* [Task to complete]: Transcribe the listing exactly, leaving out every picture.

────────

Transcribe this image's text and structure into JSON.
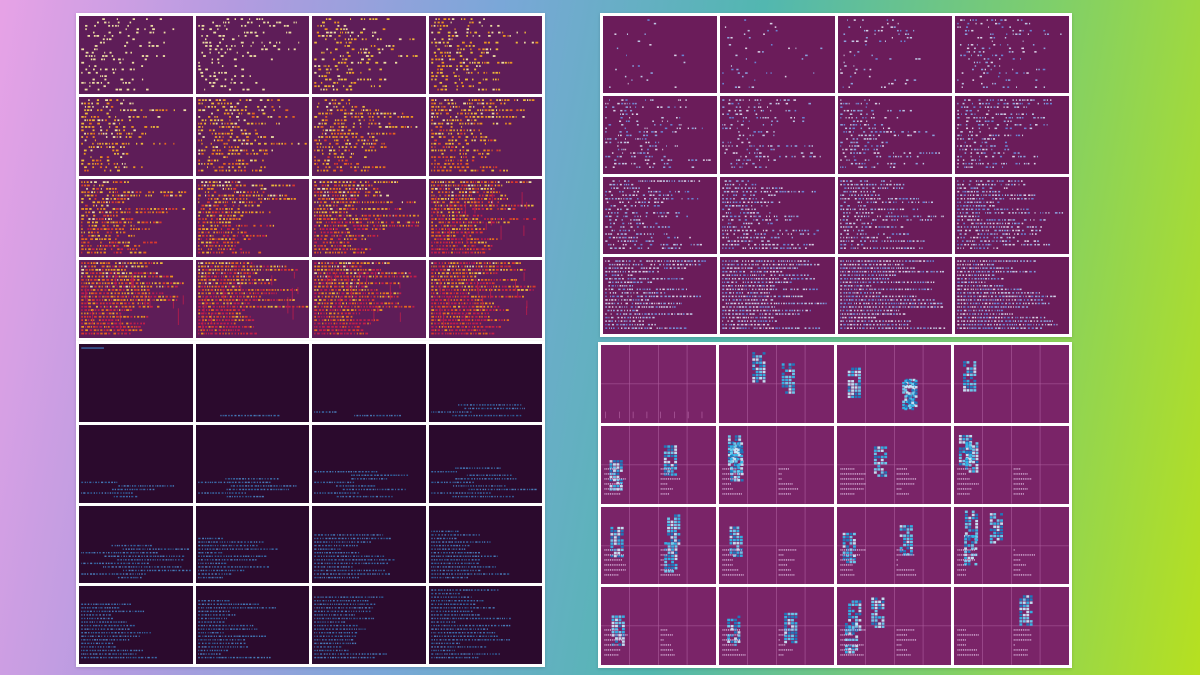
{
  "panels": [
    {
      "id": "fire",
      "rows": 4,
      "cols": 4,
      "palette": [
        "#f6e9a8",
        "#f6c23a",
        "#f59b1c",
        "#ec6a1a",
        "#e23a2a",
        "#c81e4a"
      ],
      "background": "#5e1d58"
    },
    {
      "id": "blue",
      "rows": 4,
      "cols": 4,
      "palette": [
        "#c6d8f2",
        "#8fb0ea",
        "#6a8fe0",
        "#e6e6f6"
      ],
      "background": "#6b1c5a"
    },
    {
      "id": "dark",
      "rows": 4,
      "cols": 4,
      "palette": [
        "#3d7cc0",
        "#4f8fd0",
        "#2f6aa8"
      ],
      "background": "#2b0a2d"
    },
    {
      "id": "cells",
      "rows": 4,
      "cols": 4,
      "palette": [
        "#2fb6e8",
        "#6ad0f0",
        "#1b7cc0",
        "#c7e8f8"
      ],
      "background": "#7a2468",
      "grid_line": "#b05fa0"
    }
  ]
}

────────

* [Written response]:
Transcribe this image's text and structure into JSON.
{
  "panels": [
    {
      "id": "fire",
      "rows": 4,
      "cols": 4,
      "palette": [
        "#f6e9a8",
        "#f6c23a",
        "#f59b1c",
        "#ec6a1a",
        "#e23a2a",
        "#c81e4a"
      ],
      "background": "#5e1d58"
    },
    {
      "id": "blue",
      "rows": 4,
      "cols": 4,
      "palette": [
        "#c6d8f2",
        "#8fb0ea",
        "#6a8fe0",
        "#e6e6f6"
      ],
      "background": "#6b1c5a"
    },
    {
      "id": "dark",
      "rows": 4,
      "cols": 4,
      "palette": [
        "#3d7cc0",
        "#4f8fd0",
        "#2f6aa8"
      ],
      "background": "#2b0a2d"
    },
    {
      "id": "cells",
      "rows": 4,
      "cols": 4,
      "palette": [
        "#2fb6e8",
        "#6ad0f0",
        "#1b7cc0",
        "#c7e8f8"
      ],
      "background": "#7a2468",
      "grid_line": "#b05fa0"
    }
  ]
}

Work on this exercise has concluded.